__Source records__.
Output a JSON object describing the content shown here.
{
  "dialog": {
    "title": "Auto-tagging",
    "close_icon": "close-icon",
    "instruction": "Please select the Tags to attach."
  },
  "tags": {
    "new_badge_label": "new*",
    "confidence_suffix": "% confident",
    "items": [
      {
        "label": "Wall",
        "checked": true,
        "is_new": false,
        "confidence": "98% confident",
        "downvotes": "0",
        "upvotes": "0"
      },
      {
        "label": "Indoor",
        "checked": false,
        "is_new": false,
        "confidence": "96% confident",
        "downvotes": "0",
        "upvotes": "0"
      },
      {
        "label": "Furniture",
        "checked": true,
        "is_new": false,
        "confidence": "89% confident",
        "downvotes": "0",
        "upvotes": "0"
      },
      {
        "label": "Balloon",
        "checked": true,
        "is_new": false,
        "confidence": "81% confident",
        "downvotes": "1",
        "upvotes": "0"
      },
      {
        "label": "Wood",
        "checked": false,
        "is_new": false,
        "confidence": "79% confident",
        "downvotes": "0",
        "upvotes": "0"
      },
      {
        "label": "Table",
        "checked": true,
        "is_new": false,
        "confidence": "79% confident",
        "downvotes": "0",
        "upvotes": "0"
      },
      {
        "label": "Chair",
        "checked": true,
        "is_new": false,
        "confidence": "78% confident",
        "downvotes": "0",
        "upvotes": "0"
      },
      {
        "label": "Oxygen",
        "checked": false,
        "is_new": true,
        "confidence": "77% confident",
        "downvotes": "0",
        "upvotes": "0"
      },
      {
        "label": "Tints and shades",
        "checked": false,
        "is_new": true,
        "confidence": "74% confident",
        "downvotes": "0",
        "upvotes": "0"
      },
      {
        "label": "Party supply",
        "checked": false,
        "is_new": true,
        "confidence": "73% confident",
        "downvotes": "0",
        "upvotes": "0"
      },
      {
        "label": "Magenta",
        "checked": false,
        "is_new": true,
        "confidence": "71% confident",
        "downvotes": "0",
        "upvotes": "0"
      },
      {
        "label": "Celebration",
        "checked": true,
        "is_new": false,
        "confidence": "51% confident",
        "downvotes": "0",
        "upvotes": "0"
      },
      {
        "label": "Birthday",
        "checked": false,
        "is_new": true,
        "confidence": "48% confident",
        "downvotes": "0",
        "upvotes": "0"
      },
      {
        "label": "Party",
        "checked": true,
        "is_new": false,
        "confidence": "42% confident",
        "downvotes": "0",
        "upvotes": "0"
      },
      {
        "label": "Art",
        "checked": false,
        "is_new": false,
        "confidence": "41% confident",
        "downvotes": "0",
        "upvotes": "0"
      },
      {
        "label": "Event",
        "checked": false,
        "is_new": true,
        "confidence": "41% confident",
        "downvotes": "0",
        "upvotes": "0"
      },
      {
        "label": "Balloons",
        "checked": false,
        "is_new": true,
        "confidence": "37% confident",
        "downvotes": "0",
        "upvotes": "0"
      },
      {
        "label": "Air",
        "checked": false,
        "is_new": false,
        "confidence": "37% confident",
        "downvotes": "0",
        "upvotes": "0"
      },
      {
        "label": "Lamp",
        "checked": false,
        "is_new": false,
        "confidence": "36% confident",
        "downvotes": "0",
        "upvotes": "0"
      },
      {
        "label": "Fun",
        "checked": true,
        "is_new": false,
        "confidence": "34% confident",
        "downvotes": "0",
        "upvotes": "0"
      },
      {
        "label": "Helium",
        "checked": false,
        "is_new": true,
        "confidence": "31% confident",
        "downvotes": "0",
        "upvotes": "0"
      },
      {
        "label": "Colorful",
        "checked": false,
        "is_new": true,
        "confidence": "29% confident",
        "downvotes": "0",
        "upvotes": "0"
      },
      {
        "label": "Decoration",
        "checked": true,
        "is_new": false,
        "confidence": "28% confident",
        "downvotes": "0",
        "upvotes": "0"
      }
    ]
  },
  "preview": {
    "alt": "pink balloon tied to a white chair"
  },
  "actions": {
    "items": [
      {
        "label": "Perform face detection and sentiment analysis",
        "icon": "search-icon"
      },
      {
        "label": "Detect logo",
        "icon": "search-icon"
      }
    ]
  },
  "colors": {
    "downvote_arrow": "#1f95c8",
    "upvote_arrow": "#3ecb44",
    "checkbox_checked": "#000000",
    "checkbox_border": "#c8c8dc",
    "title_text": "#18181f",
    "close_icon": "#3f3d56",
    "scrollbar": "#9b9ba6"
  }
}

__Aim of the exercise__.
Reproduce the data shown above exactly.

__Answer__.
Output a JSON object describing the content shown here.
{
  "dialog": {
    "title": "Auto-tagging",
    "close_icon": "close-icon",
    "instruction": "Please select the Tags to attach."
  },
  "tags": {
    "new_badge_label": "new*",
    "confidence_suffix": "% confident",
    "items": [
      {
        "label": "Wall",
        "checked": true,
        "is_new": false,
        "confidence": "98% confident",
        "downvotes": "0",
        "upvotes": "0"
      },
      {
        "label": "Indoor",
        "checked": false,
        "is_new": false,
        "confidence": "96% confident",
        "downvotes": "0",
        "upvotes": "0"
      },
      {
        "label": "Furniture",
        "checked": true,
        "is_new": false,
        "confidence": "89% confident",
        "downvotes": "0",
        "upvotes": "0"
      },
      {
        "label": "Balloon",
        "checked": true,
        "is_new": false,
        "confidence": "81% confident",
        "downvotes": "1",
        "upvotes": "0"
      },
      {
        "label": "Wood",
        "checked": false,
        "is_new": false,
        "confidence": "79% confident",
        "downvotes": "0",
        "upvotes": "0"
      },
      {
        "label": "Table",
        "checked": true,
        "is_new": false,
        "confidence": "79% confident",
        "downvotes": "0",
        "upvotes": "0"
      },
      {
        "label": "Chair",
        "checked": true,
        "is_new": false,
        "confidence": "78% confident",
        "downvotes": "0",
        "upvotes": "0"
      },
      {
        "label": "Oxygen",
        "checked": false,
        "is_new": true,
        "confidence": "77% confident",
        "downvotes": "0",
        "upvotes": "0"
      },
      {
        "label": "Tints and shades",
        "checked": false,
        "is_new": true,
        "confidence": "74% confident",
        "downvotes": "0",
        "upvotes": "0"
      },
      {
        "label": "Party supply",
        "checked": false,
        "is_new": true,
        "confidence": "73% confident",
        "downvotes": "0",
        "upvotes": "0"
      },
      {
        "label": "Magenta",
        "checked": false,
        "is_new": true,
        "confidence": "71% confident",
        "downvotes": "0",
        "upvotes": "0"
      },
      {
        "label": "Celebration",
        "checked": true,
        "is_new": false,
        "confidence": "51% confident",
        "downvotes": "0",
        "upvotes": "0"
      },
      {
        "label": "Birthday",
        "checked": false,
        "is_new": true,
        "confidence": "48% confident",
        "downvotes": "0",
        "upvotes": "0"
      },
      {
        "label": "Party",
        "checked": true,
        "is_new": false,
        "confidence": "42% confident",
        "downvotes": "0",
        "upvotes": "0"
      },
      {
        "label": "Art",
        "checked": false,
        "is_new": false,
        "confidence": "41% confident",
        "downvotes": "0",
        "upvotes": "0"
      },
      {
        "label": "Event",
        "checked": false,
        "is_new": true,
        "confidence": "41% confident",
        "downvotes": "0",
        "upvotes": "0"
      },
      {
        "label": "Balloons",
        "checked": false,
        "is_new": true,
        "confidence": "37% confident",
        "downvotes": "0",
        "upvotes": "0"
      },
      {
        "label": "Air",
        "checked": false,
        "is_new": false,
        "confidence": "37% confident",
        "downvotes": "0",
        "upvotes": "0"
      },
      {
        "label": "Lamp",
        "checked": false,
        "is_new": false,
        "confidence": "36% confident",
        "downvotes": "0",
        "upvotes": "0"
      },
      {
        "label": "Fun",
        "checked": true,
        "is_new": false,
        "confidence": "34% confident",
        "downvotes": "0",
        "upvotes": "0"
      },
      {
        "label": "Helium",
        "checked": false,
        "is_new": true,
        "confidence": "31% confident",
        "downvotes": "0",
        "upvotes": "0"
      },
      {
        "label": "Colorful",
        "checked": false,
        "is_new": true,
        "confidence": "29% confident",
        "downvotes": "0",
        "upvotes": "0"
      },
      {
        "label": "Decoration",
        "checked": true,
        "is_new": false,
        "confidence": "28% confident",
        "downvotes": "0",
        "upvotes": "0"
      }
    ]
  },
  "preview": {
    "alt": "pink balloon tied to a white chair"
  },
  "actions": {
    "items": [
      {
        "label": "Perform face detection and sentiment analysis",
        "icon": "search-icon"
      },
      {
        "label": "Detect logo",
        "icon": "search-icon"
      }
    ]
  },
  "colors": {
    "downvote_arrow": "#1f95c8",
    "upvote_arrow": "#3ecb44",
    "checkbox_checked": "#000000",
    "checkbox_border": "#c8c8dc",
    "title_text": "#18181f",
    "close_icon": "#3f3d56",
    "scrollbar": "#9b9ba6"
  }
}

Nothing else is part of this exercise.